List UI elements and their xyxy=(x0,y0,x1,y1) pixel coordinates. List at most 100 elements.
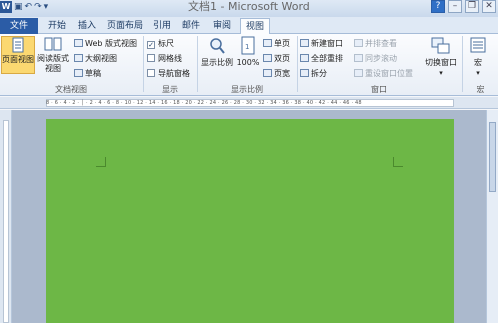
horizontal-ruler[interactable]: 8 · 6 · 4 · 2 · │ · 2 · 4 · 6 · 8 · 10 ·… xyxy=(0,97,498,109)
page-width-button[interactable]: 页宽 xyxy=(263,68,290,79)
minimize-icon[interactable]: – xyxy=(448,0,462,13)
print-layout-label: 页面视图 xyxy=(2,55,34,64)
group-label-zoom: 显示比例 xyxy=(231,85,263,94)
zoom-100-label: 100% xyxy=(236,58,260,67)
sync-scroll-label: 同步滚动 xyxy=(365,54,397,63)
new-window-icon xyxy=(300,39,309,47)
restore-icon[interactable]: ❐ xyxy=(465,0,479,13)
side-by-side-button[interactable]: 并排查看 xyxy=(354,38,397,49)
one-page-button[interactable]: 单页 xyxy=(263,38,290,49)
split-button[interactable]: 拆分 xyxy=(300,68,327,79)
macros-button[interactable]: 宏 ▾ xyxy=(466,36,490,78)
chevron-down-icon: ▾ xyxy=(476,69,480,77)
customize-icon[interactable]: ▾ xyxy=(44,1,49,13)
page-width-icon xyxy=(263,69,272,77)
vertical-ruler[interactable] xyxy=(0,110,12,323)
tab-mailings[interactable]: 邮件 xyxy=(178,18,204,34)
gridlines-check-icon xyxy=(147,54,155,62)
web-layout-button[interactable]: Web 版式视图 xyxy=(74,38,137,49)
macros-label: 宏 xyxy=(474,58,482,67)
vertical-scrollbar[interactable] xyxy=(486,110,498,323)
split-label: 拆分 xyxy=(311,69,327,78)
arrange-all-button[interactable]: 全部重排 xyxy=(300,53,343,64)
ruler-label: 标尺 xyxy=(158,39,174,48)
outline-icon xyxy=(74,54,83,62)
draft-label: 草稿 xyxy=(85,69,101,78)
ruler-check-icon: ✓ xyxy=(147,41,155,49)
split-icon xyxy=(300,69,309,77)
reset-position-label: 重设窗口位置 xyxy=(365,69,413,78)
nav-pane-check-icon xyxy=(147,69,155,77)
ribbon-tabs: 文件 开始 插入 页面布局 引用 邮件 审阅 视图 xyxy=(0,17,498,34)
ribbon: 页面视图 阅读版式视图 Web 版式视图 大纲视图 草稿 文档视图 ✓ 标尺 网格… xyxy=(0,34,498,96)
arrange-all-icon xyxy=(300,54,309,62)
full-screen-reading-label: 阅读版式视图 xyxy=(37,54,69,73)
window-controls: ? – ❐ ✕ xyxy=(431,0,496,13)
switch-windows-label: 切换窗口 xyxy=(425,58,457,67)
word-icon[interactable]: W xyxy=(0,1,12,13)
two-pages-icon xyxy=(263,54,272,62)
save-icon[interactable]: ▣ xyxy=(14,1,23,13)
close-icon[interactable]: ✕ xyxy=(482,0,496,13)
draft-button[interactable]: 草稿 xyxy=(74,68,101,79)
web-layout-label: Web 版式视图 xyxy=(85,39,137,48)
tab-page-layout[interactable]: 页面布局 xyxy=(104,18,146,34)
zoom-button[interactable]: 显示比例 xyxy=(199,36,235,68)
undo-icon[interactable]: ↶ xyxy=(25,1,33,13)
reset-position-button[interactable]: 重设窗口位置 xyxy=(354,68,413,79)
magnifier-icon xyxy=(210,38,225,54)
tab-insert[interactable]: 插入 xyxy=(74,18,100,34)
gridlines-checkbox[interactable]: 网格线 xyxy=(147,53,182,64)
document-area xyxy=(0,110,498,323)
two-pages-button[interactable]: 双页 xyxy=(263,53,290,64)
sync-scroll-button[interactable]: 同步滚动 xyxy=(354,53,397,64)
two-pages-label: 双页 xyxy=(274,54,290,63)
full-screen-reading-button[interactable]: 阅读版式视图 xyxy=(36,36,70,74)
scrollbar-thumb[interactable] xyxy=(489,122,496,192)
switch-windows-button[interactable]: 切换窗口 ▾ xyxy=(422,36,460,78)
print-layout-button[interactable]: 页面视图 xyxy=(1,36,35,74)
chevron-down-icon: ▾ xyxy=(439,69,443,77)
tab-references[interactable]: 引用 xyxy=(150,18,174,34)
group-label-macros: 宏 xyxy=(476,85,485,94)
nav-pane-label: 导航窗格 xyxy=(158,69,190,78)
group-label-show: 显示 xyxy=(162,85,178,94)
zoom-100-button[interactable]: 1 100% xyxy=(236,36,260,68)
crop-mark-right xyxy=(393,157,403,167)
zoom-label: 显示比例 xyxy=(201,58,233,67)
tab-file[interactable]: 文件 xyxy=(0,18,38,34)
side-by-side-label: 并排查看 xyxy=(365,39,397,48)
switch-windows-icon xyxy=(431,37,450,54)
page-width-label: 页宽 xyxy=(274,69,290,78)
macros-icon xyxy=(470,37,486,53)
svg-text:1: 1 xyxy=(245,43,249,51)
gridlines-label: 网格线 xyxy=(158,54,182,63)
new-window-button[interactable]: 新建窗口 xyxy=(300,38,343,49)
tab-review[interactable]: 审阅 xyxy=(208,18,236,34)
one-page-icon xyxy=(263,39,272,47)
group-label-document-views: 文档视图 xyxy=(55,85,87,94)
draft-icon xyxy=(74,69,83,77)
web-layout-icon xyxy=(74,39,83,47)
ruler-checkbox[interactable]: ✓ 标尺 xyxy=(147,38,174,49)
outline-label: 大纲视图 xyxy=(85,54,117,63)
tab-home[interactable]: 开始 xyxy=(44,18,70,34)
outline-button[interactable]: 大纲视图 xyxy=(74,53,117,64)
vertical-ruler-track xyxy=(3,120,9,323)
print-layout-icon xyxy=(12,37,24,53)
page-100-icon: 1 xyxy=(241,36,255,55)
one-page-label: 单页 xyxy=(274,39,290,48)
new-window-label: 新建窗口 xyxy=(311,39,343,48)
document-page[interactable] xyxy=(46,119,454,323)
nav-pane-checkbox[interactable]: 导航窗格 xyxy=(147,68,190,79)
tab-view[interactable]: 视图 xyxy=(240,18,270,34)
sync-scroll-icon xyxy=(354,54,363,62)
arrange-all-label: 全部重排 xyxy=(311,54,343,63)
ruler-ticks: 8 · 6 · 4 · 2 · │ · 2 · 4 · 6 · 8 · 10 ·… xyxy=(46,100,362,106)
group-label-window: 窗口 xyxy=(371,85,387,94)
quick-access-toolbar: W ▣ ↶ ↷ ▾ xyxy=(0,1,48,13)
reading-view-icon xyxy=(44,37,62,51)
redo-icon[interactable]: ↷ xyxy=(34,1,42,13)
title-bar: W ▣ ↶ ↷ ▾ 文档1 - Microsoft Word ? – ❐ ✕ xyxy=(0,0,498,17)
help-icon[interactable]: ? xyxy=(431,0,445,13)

+++

Written exercise
Rewrite the lines above, replacing every "interactable" with "clickable" and keeping everything else the same. Leave out the pictures.

Exercise solution
List UI elements and their xyxy=(x0,y0,x1,y1) pixel coordinates. List at most 100 elements.
horizontal-ruler[clickable]: 8 · 6 · 4 · 2 · │ · 2 · 4 · 6 · 8 · 10 ·… xyxy=(0,97,498,109)
page-width-button[clickable]: 页宽 xyxy=(263,68,290,79)
minimize-icon[clickable]: – xyxy=(448,0,462,13)
print-layout-label: 页面视图 xyxy=(2,55,34,64)
group-label-zoom: 显示比例 xyxy=(231,85,263,94)
zoom-100-label: 100% xyxy=(236,58,260,67)
sync-scroll-label: 同步滚动 xyxy=(365,54,397,63)
new-window-icon xyxy=(300,39,309,47)
restore-icon[clickable]: ❐ xyxy=(465,0,479,13)
side-by-side-button[clickable]: 并排查看 xyxy=(354,38,397,49)
one-page-button[clickable]: 单页 xyxy=(263,38,290,49)
split-button[clickable]: 拆分 xyxy=(300,68,327,79)
macros-button[clickable]: 宏 ▾ xyxy=(466,36,490,78)
chevron-down-icon: ▾ xyxy=(476,69,480,77)
customize-icon[clickable]: ▾ xyxy=(44,1,49,13)
page-width-icon xyxy=(263,69,272,77)
vertical-ruler[clickable] xyxy=(0,110,12,323)
tab-mailings[clickable]: 邮件 xyxy=(178,18,204,34)
gridlines-check-icon xyxy=(147,54,155,62)
web-layout-button[clickable]: Web 版式视图 xyxy=(74,38,137,49)
macros-label: 宏 xyxy=(474,58,482,67)
vertical-scrollbar[clickable] xyxy=(486,110,498,323)
split-label: 拆分 xyxy=(311,69,327,78)
arrange-all-button[clickable]: 全部重排 xyxy=(300,53,343,64)
ruler-label: 标尺 xyxy=(158,39,174,48)
outline-icon xyxy=(74,54,83,62)
draft-label: 草稿 xyxy=(85,69,101,78)
ruler-check-icon: ✓ xyxy=(147,41,155,49)
split-icon xyxy=(300,69,309,77)
reset-position-label: 重设窗口位置 xyxy=(365,69,413,78)
nav-pane-check-icon xyxy=(147,69,155,77)
ribbon-tabs: 文件 开始 插入 页面布局 引用 邮件 审阅 视图 xyxy=(0,17,498,34)
ribbon: 页面视图 阅读版式视图 Web 版式视图 大纲视图 草稿 文档视图 ✓ 标尺 网格… xyxy=(0,34,498,96)
arrange-all-icon xyxy=(300,54,309,62)
full-screen-reading-label: 阅读版式视图 xyxy=(37,54,69,73)
window-controls: ? – ❐ ✕ xyxy=(431,0,496,13)
switch-windows-label: 切换窗口 xyxy=(425,58,457,67)
word-icon[clickable]: W xyxy=(0,1,12,13)
two-pages-icon xyxy=(263,54,272,62)
save-icon[clickable]: ▣ xyxy=(14,1,23,13)
close-icon[clickable]: ✕ xyxy=(482,0,496,13)
draft-button[clickable]: 草稿 xyxy=(74,68,101,79)
web-layout-label: Web 版式视图 xyxy=(85,39,137,48)
tab-page-layout[clickable]: 页面布局 xyxy=(104,18,146,34)
zoom-button[clickable]: 显示比例 xyxy=(199,36,235,68)
undo-icon[clickable]: ↶ xyxy=(25,1,33,13)
reset-position-button[clickable]: 重设窗口位置 xyxy=(354,68,413,79)
magnifier-icon xyxy=(210,38,225,54)
tab-insert[clickable]: 插入 xyxy=(74,18,100,34)
gridlines-checkbox[clickable]: 网格线 xyxy=(147,53,182,64)
document-area xyxy=(0,110,498,323)
two-pages-button[clickable]: 双页 xyxy=(263,53,290,64)
sync-scroll-button[clickable]: 同步滚动 xyxy=(354,53,397,64)
two-pages-label: 双页 xyxy=(274,54,290,63)
full-screen-reading-button[clickable]: 阅读版式视图 xyxy=(36,36,70,74)
scrollbar-thumb[clickable] xyxy=(489,122,496,192)
switch-windows-button[clickable]: 切换窗口 ▾ xyxy=(422,36,460,78)
print-layout-button[clickable]: 页面视图 xyxy=(1,36,35,74)
chevron-down-icon: ▾ xyxy=(439,69,443,77)
tab-references[clickable]: 引用 xyxy=(150,18,174,34)
group-label-macros: 宏 xyxy=(476,85,485,94)
nav-pane-label: 导航窗格 xyxy=(158,69,190,78)
group-label-show: 显示 xyxy=(162,85,178,94)
zoom-100-button[clickable]: 1 100% xyxy=(236,36,260,68)
crop-mark-right xyxy=(393,157,403,167)
zoom-label: 显示比例 xyxy=(201,58,233,67)
tab-file[clickable]: 文件 xyxy=(0,18,38,34)
side-by-side-label: 并排查看 xyxy=(365,39,397,48)
switch-windows-icon xyxy=(431,37,450,54)
page-width-label: 页宽 xyxy=(274,69,290,78)
macros-icon xyxy=(470,37,486,53)
svg-text:1: 1 xyxy=(245,43,249,51)
gridlines-label: 网格线 xyxy=(158,54,182,63)
new-window-button[clickable]: 新建窗口 xyxy=(300,38,343,49)
tab-review[clickable]: 审阅 xyxy=(208,18,236,34)
one-page-icon xyxy=(263,39,272,47)
group-label-document-views: 文档视图 xyxy=(55,85,87,94)
draft-icon xyxy=(74,69,83,77)
web-layout-icon xyxy=(74,39,83,47)
ruler-checkbox[clickable]: ✓ 标尺 xyxy=(147,38,174,49)
outline-label: 大纲视图 xyxy=(85,54,117,63)
tab-home[clickable]: 开始 xyxy=(44,18,70,34)
outline-button[clickable]: 大纲视图 xyxy=(74,53,117,64)
vertical-ruler-track xyxy=(3,120,9,323)
print-layout-icon xyxy=(12,37,24,53)
page-100-icon: 1 xyxy=(241,36,255,55)
one-page-label: 单页 xyxy=(274,39,290,48)
new-window-label: 新建窗口 xyxy=(311,39,343,48)
document-page[clickable] xyxy=(46,119,454,323)
nav-pane-checkbox[clickable]: 导航窗格 xyxy=(147,68,190,79)
tab-view[clickable]: 视图 xyxy=(240,18,270,34)
sync-scroll-icon xyxy=(354,54,363,62)
arrange-all-label: 全部重排 xyxy=(311,54,343,63)
ruler-ticks: 8 · 6 · 4 · 2 · │ · 2 · 4 · 6 · 8 · 10 ·… xyxy=(46,100,362,106)
group-label-window: 窗口 xyxy=(371,85,387,94)
quick-access-toolbar: W ▣ ↶ ↷ ▾ xyxy=(0,1,48,13)
reading-view-icon xyxy=(44,37,62,51)
redo-icon[clickable]: ↷ xyxy=(34,1,42,13)
title-bar: W ▣ ↶ ↷ ▾ 文档1 - Microsoft Word ? – ❐ ✕ xyxy=(0,0,498,17)
help-icon[clickable]: ? xyxy=(431,0,445,13)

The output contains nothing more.